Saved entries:
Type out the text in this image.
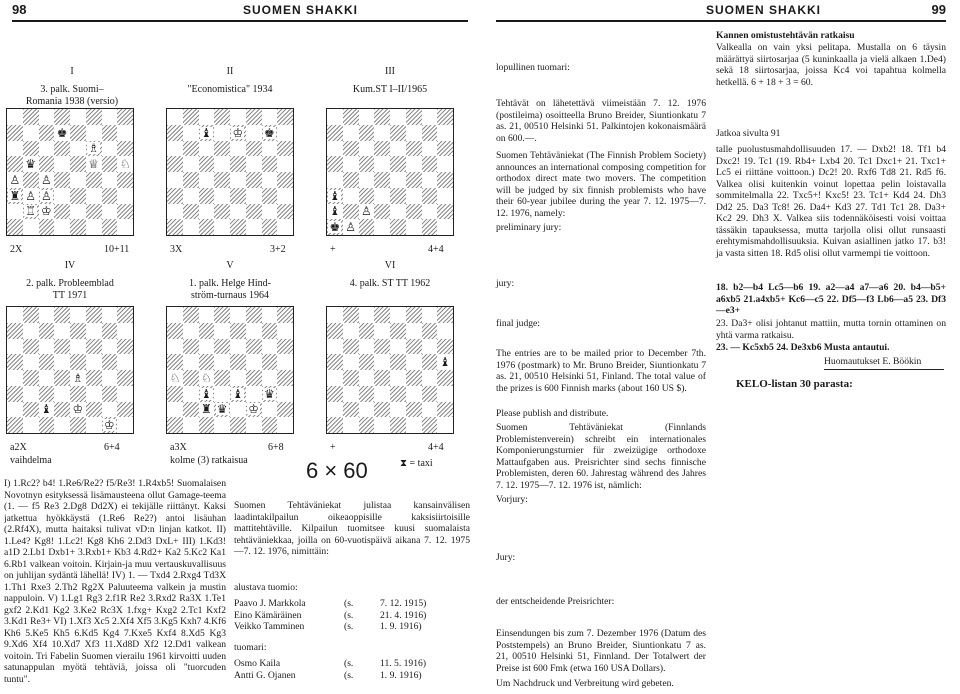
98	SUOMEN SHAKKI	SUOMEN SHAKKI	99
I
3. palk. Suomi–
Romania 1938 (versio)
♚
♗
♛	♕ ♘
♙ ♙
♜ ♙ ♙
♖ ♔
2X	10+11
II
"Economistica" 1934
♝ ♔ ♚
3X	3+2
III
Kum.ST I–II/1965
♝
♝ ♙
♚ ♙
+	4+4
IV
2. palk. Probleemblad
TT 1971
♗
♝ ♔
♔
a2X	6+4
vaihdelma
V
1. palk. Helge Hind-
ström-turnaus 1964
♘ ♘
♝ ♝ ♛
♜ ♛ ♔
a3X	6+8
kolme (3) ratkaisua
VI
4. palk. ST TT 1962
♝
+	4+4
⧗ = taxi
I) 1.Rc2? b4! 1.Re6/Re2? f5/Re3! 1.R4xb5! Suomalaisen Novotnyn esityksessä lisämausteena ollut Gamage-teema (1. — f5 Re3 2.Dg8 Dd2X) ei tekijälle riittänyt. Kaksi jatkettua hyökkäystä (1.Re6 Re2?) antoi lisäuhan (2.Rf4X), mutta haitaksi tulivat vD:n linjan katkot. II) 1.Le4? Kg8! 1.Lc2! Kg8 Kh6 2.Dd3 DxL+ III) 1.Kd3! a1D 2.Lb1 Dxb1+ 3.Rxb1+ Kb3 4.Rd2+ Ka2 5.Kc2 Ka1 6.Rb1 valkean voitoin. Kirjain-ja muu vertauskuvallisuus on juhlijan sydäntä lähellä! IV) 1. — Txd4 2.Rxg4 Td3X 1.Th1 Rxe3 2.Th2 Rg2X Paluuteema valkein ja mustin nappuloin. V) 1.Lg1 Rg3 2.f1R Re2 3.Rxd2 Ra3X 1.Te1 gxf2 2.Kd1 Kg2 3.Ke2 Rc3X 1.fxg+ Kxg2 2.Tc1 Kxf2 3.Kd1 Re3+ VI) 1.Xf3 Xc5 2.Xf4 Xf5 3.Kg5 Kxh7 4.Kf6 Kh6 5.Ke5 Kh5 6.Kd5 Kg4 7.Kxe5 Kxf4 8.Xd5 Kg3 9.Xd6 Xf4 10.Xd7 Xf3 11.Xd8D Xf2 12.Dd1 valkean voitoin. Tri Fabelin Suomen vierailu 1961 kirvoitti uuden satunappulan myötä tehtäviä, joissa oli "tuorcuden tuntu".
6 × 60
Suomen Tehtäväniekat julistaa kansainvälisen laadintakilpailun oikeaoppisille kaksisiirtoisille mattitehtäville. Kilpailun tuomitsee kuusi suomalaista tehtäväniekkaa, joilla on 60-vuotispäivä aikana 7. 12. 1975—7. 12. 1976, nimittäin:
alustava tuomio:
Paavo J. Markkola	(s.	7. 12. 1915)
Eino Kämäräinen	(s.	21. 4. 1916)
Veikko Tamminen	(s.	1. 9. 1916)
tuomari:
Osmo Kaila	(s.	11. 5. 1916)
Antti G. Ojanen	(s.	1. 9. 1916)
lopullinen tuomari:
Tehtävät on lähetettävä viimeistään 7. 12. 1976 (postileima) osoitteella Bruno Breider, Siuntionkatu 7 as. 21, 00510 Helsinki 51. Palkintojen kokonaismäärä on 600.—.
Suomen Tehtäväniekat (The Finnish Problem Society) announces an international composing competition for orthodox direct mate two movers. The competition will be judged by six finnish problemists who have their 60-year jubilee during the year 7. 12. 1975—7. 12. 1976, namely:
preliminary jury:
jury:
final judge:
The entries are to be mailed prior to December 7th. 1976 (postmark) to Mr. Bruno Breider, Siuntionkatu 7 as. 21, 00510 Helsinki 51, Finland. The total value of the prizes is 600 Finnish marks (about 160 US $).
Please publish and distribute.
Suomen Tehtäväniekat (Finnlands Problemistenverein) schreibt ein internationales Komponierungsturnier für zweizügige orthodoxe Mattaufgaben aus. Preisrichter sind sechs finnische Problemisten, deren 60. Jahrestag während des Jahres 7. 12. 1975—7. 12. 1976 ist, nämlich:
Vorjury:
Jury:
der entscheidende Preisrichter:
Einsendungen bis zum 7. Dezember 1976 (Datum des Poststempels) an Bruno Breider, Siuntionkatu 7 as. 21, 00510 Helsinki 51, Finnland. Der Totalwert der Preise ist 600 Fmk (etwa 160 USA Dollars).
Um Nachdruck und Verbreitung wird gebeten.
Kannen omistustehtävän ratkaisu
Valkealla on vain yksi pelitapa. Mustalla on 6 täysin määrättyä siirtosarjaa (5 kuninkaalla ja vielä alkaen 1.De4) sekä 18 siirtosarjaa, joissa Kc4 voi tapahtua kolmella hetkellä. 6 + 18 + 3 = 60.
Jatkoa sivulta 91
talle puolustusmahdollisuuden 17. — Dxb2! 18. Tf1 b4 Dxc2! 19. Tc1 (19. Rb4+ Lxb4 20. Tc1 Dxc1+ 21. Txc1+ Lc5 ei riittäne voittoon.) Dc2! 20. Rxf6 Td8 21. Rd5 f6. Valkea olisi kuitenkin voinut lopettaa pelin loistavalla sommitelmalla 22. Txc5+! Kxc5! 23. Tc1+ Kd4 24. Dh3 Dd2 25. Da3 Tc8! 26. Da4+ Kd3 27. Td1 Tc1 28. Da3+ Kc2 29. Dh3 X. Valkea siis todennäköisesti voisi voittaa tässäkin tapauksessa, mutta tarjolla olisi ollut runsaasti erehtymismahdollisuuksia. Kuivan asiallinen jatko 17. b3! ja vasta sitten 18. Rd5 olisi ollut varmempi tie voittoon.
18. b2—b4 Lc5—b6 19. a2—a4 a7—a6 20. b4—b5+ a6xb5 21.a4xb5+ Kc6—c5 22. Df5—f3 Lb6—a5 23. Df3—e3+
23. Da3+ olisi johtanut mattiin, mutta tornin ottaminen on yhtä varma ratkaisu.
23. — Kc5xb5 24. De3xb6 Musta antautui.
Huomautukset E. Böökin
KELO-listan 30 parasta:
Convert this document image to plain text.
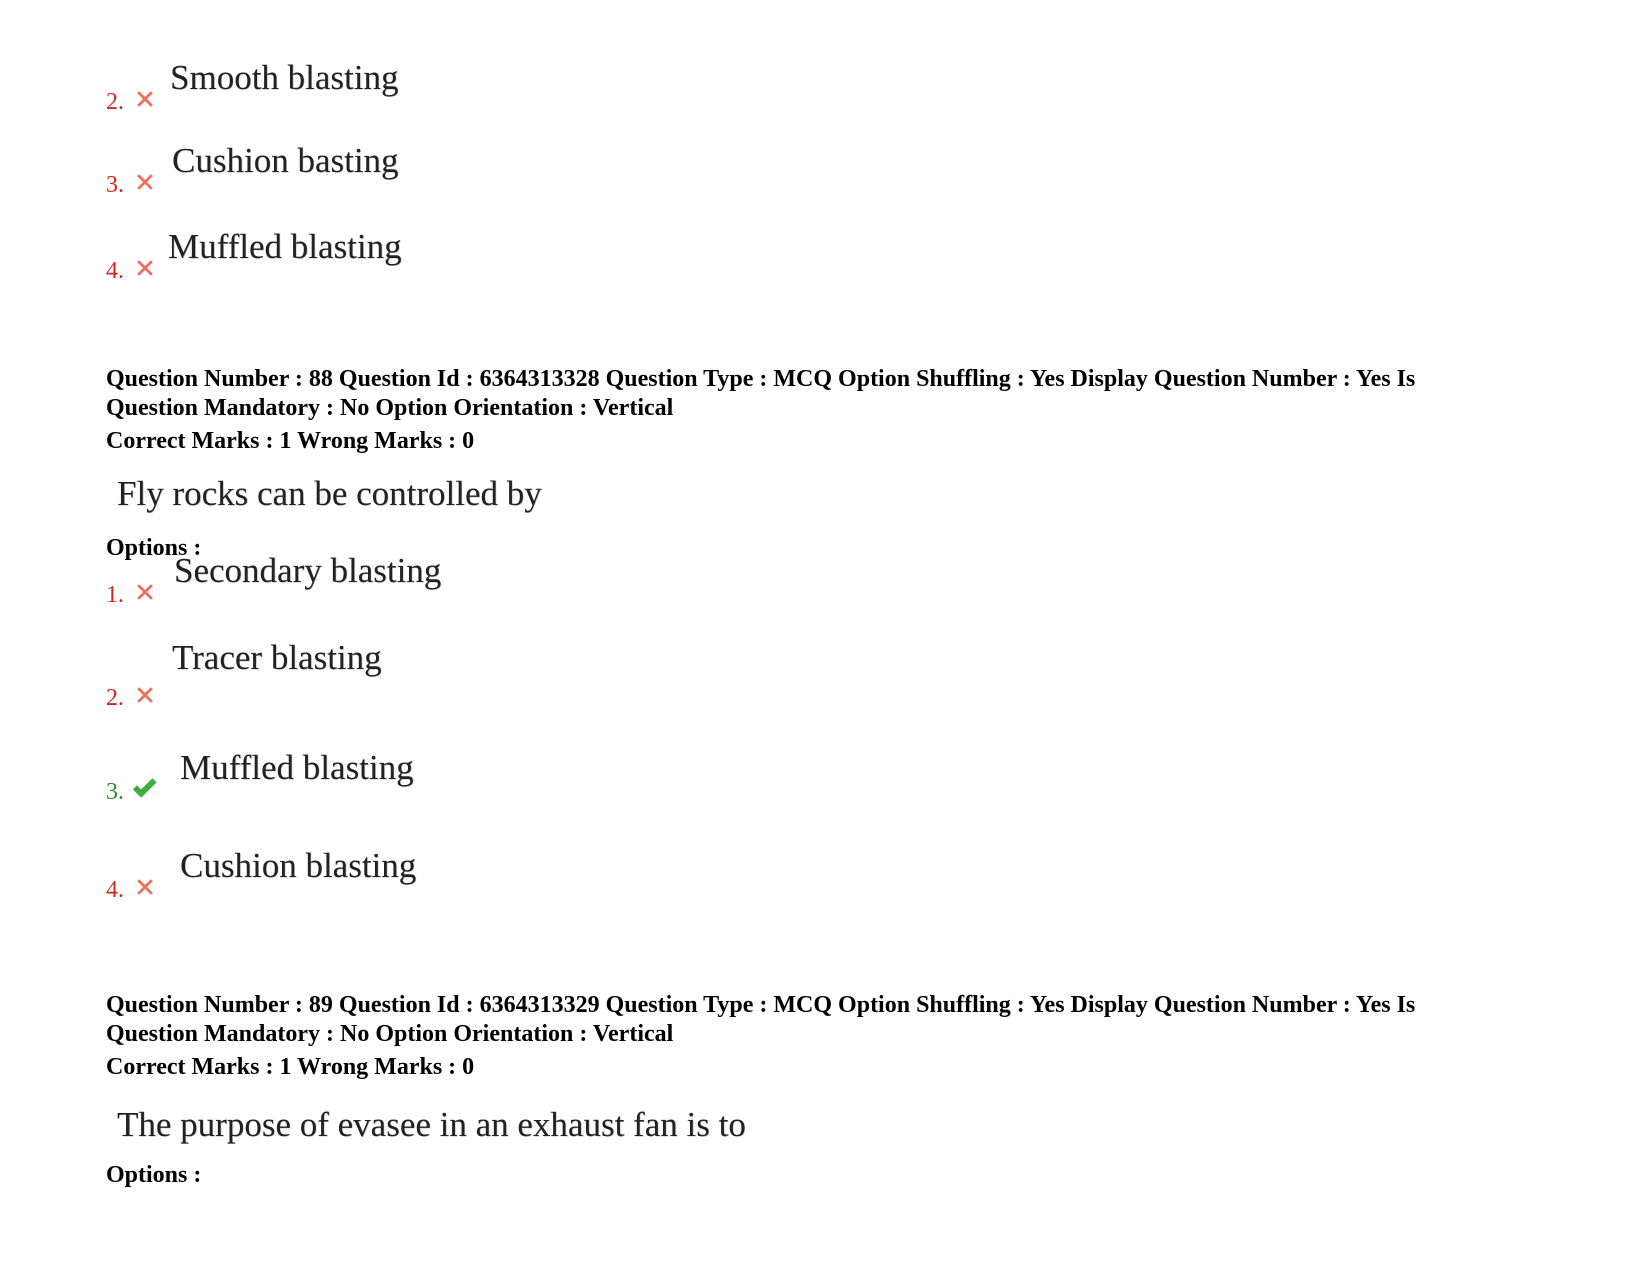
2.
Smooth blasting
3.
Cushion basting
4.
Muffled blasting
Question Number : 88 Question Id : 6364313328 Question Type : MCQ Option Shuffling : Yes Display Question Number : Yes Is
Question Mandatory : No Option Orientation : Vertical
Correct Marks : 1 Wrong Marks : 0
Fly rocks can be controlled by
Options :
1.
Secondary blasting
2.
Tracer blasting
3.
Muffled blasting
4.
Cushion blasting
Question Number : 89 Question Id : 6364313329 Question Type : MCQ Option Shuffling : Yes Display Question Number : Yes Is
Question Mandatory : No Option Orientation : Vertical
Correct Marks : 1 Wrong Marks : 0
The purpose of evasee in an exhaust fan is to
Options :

Task: Reproduce the entries exactly. Do not carry over any picture.

The solution:
Type out the text in this image.
98	SUOMEN SHAKKI	SUOMEN SHAKKI	99
I
3. palk. Suomi–
Romania 1938 (versio)
♚
♗
♛	♕ ♘
♙ ♙
♜ ♙ ♙
♖ ♔
2X	10+11
II
"Economistica" 1934
♝ ♔ ♚
3X	3+2
III
Kum.ST I–II/1965
♝
♝ ♙
♚ ♙
+	4+4
IV
2. palk. Probleemblad
TT 1971
♗
♝ ♔
♔
a2X	6+4
vaihdelma
V
1. palk. Helge Hind-
ström-turnaus 1964
♘ ♘
♝ ♝ ♛
♜ ♛ ♔
a3X	6+8
kolme (3) ratkaisua
VI
4. palk. ST TT 1962
♝
+	4+4
⧗ = taxi
I) 1.Rc2? b4! 1.Re6/Re2? f5/Re3! 1.R4xb5! Suomalaisen Novotnyn esityksessä lisämausteena ollut Gamage-teema (1. — f5 Re3 2.Dg8 Dd2X) ei tekijälle riittänyt. Kaksi jatkettua hyökkäystä (1.Re6 Re2?) antoi lisäuhan (2.Rf4X), mutta haitaksi tulivat vD:n linjan katkot. II) 1.Le4? Kg8! 1.Lc2! Kg8 Kh6 2.Dd3 DxL+ III) 1.Kd3! a1D 2.Lb1 Dxb1+ 3.Rxb1+ Kb3 4.Rd2+ Ka2 5.Kc2 Ka1 6.Rb1 valkean voitoin. Kirjain-ja muu vertauskuvallisuus on juhlijan sydäntä lähellä! IV) 1. — Txd4 2.Rxg4 Td3X 1.Th1 Rxe3 2.Th2 Rg2X Paluuteema valkein ja mustin nappuloin. V) 1.Lg1 Rg3 2.f1R Re2 3.Rxd2 Ra3X 1.Te1 gxf2 2.Kd1 Kg2 3.Ke2 Rc3X 1.fxg+ Kxg2 2.Tc1 Kxf2 3.Kd1 Re3+ VI) 1.Xf3 Xc5 2.Xf4 Xf5 3.Kg5 Kxh7 4.Kf6 Kh6 5.Ke5 Kh5 6.Kd5 Kg4 7.Kxe5 Kxf4 8.Xd5 Kg3 9.Xd6 Xf4 10.Xd7 Xf3 11.Xd8D Xf2 12.Dd1 valkean voitoin. Tri Fabelin Suomen vierailu 1961 kirvoitti uuden satunappulan myötä tehtäviä, joissa oli "tuorcuden tuntu".
6 × 60
Suomen Tehtäväniekat julistaa kansainvälisen laadintakilpailun oikeaoppisille kaksisiirtoisille mattitehtäville. Kilpailun tuomitsee kuusi suomalaista tehtäväniekkaa, joilla on 60-vuotispäivä aikana 7. 12. 1975—7. 12. 1976, nimittäin:
alustava tuomio:
Paavo J. Markkola	(s.	7. 12. 1915)
Eino Kämäräinen	(s.	21. 4. 1916)
Veikko Tamminen	(s.	1. 9. 1916)
tuomari:
Osmo Kaila	(s.	11. 5. 1916)
Antti G. Ojanen	(s.	1. 9. 1916)
lopullinen tuomari:
Tehtävät on lähetettävä viimeistään 7. 12. 1976 (postileima) osoitteella Bruno Breider, Siuntionkatu 7 as. 21, 00510 Helsinki 51. Palkintojen kokonaismäärä on 600.—.
Suomen Tehtäväniekat (The Finnish Problem Society) announces an international composing competition for orthodox direct mate two movers. The competition will be judged by six finnish problemists who have their 60-year jubilee during the year 7. 12. 1975—7. 12. 1976, namely:
preliminary jury:
jury:
final judge:
The entries are to be mailed prior to December 7th. 1976 (postmark) to Mr. Bruno Breider, Siuntionkatu 7 as. 21, 00510 Helsinki 51, Finland. The total value of the prizes is 600 Finnish marks (about 160 US $).
Please publish and distribute.
Suomen Tehtäväniekat (Finnlands Problemistenverein) schreibt ein internationales Komponierungsturnier für zweizügige orthodoxe Mattaufgaben aus. Preisrichter sind sechs finnische Problemisten, deren 60. Jahrestag während des Jahres 7. 12. 1975—7. 12. 1976 ist, nämlich:
Vorjury:
Jury:
der entscheidende Preisrichter:
Einsendungen bis zum 7. Dezember 1976 (Datum des Poststempels) an Bruno Breider, Siuntionkatu 7 as. 21, 00510 Helsinki 51, Finnland. Der Totalwert der Preise ist 600 Fmk (etwa 160 USA Dollars).
Um Nachdruck und Verbreitung wird gebeten.
Kannen omistustehtävän ratkaisu
Valkealla on vain yksi pelitapa. Mustalla on 6 täysin määrättyä siirtosarjaa (5 kuninkaalla ja vielä alkaen 1.De4) sekä 18 siirtosarjaa, joissa Kc4 voi tapahtua kolmella hetkellä. 6 + 18 + 3 = 60.
Jatkoa sivulta 91
talle puolustusmahdollisuuden 17. — Dxb2! 18. Tf1 b4 Dxc2! 19. Tc1 (19. Rb4+ Lxb4 20. Tc1 Dxc1+ 21. Txc1+ Lc5 ei riittäne voittoon.) Dc2! 20. Rxf6 Td8 21. Rd5 f6. Valkea olisi kuitenkin voinut lopettaa pelin loistavalla sommitelmalla 22. Txc5+! Kxc5! 23. Tc1+ Kd4 24. Dh3 Dd2 25. Da3 Tc8! 26. Da4+ Kd3 27. Td1 Tc1 28. Da3+ Kc2 29. Dh3 X. Valkea siis todennäköisesti voisi voittaa tässäkin tapauksessa, mutta tarjolla olisi ollut runsaasti erehtymismahdollisuuksia. Kuivan asiallinen jatko 17. b3! ja vasta sitten 18. Rd5 olisi ollut varmempi tie voittoon.
18. b2—b4 Lc5—b6 19. a2—a4 a7—a6 20. b4—b5+ a6xb5 21.a4xb5+ Kc6—c5 22. Df5—f3 Lb6—a5 23. Df3—e3+
23. Da3+ olisi johtanut mattiin, mutta tornin ottaminen on yhtä varma ratkaisu.
23. — Kc5xb5 24. De3xb6 Musta antautui.
Huomautukset E. Böökin
KELO-listan 30 parasta:
Convert this document image to plain text.
2.
Smooth blasting
3.
Cushion basting
4.
Muffled blasting
Question Number : 88 Question Id : 6364313328 Question Type : MCQ Option Shuffling : Yes Display Question Number : Yes Is
Question Mandatory : No Option Orientation : Vertical
Correct Marks : 1 Wrong Marks : 0
Fly rocks can be controlled by
Options :
1.
Secondary blasting
2.
Tracer blasting
3.
Muffled blasting
4.
Cushion blasting
Question Number : 89 Question Id : 6364313329 Question Type : MCQ Option Shuffling : Yes Display Question Number : Yes Is
Question Mandatory : No Option Orientation : Vertical
Correct Marks : 1 Wrong Marks : 0
The purpose of evasee in an exhaust fan is to
Options :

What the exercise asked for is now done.